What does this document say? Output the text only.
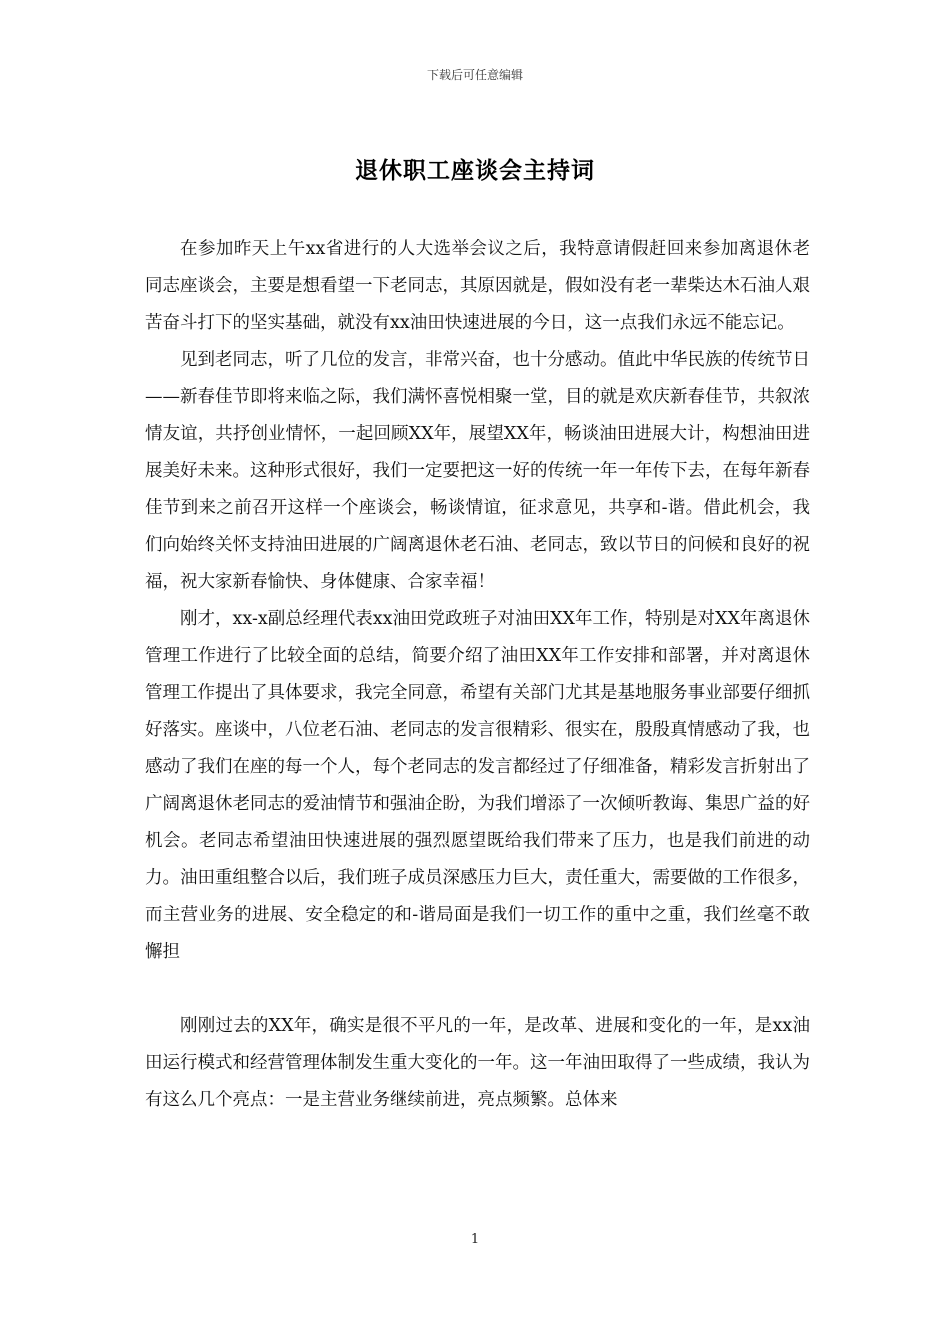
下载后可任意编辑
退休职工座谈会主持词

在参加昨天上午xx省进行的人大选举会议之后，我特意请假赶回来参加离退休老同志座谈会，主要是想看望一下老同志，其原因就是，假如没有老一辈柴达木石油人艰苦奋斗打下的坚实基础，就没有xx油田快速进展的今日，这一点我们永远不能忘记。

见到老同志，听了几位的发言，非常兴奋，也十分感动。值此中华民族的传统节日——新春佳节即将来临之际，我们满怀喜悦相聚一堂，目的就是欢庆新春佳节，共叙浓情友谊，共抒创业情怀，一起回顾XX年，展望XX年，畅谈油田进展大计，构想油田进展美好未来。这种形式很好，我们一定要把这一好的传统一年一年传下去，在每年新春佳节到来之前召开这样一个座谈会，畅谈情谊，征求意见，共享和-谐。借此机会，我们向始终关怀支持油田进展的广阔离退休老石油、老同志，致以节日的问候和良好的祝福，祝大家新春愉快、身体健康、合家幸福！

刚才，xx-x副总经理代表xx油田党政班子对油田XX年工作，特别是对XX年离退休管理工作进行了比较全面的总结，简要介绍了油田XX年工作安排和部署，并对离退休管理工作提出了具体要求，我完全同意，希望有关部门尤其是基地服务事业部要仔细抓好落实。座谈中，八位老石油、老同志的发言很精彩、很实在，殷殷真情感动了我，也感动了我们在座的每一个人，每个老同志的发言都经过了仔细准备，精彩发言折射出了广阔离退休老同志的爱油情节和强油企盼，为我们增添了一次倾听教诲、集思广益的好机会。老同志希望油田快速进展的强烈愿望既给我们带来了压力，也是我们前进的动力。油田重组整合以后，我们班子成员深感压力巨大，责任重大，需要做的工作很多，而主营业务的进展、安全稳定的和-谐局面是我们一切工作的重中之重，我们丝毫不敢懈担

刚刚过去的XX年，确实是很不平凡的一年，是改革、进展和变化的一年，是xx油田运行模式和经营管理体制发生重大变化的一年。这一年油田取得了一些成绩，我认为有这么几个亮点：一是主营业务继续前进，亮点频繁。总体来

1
---
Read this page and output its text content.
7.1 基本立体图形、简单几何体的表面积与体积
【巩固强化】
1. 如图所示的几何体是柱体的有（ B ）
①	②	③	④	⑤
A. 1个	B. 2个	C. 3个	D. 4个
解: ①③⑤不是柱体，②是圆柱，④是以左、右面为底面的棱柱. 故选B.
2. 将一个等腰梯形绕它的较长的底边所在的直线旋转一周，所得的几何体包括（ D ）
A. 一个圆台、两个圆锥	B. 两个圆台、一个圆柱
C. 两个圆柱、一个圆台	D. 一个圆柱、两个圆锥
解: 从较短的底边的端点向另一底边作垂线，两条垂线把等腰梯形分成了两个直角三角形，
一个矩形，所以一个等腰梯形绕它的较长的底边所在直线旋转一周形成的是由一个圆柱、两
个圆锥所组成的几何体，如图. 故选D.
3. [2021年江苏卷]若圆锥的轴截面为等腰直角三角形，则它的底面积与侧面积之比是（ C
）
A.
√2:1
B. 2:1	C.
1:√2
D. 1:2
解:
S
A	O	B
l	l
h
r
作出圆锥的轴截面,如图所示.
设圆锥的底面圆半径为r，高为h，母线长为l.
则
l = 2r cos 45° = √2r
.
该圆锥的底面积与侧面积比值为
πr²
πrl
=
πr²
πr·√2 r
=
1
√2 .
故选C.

* _THE EXERCISE_
State the number of lines that contain the string "一个圆台", with no other words.

* _OUTPUT FOR THIS EXERCISE_
2